> [What you have to do] Lines containing "Competition" are to be counted. Report the count alone.

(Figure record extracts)
----------
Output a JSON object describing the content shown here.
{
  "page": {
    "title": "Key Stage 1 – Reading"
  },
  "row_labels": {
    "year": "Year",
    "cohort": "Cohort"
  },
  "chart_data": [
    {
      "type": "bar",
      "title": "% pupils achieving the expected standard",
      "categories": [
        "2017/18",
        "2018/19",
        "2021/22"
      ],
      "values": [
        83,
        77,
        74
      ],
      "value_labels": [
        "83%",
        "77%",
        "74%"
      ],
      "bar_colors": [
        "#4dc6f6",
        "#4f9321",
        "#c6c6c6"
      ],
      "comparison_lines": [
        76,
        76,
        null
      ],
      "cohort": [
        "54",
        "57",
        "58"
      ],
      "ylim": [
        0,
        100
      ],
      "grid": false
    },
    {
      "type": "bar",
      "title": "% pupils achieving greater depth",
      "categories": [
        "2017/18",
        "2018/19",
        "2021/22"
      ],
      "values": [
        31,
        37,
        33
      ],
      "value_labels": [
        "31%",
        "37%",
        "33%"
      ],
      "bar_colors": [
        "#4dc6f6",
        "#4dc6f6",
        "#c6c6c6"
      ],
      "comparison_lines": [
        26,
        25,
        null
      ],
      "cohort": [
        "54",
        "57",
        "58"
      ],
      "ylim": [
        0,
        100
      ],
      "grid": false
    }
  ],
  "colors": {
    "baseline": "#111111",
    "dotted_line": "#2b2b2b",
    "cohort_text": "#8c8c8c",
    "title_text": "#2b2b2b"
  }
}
----------
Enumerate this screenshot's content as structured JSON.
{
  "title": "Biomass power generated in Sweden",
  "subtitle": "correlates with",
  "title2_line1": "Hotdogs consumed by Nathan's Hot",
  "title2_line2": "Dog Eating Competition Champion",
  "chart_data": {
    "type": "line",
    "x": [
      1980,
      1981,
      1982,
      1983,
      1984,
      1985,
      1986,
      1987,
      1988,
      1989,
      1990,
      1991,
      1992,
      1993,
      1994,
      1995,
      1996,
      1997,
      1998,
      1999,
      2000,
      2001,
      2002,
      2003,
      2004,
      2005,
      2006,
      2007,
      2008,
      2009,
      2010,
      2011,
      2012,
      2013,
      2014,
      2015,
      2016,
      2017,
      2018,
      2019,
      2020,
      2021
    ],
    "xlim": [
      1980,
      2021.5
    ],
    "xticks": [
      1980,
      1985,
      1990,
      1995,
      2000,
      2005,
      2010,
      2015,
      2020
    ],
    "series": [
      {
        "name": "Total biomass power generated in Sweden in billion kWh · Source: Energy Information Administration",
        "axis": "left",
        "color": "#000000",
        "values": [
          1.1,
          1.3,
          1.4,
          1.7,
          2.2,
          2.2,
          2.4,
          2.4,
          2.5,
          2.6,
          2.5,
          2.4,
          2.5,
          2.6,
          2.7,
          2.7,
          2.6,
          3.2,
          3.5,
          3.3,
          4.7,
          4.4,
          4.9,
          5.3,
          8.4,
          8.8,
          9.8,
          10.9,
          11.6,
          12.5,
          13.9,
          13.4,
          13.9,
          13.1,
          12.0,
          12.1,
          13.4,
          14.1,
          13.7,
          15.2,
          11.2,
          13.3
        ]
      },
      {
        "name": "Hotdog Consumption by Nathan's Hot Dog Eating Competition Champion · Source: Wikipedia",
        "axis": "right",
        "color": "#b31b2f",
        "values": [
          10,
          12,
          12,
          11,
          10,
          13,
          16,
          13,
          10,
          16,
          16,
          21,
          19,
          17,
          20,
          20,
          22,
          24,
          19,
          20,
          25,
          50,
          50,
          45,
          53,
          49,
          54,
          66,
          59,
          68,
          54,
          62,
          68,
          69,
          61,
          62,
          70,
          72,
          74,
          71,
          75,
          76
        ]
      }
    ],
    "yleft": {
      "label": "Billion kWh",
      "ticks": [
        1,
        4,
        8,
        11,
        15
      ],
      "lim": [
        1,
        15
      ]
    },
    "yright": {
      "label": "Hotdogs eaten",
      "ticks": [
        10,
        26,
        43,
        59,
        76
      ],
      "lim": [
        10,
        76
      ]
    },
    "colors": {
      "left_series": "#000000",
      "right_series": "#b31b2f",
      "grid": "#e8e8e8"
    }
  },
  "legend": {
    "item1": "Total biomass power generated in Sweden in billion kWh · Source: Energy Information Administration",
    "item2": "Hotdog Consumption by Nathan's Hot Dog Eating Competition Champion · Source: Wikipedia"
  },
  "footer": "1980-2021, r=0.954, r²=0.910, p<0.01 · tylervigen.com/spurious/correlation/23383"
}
----------
> [Exercise output] 3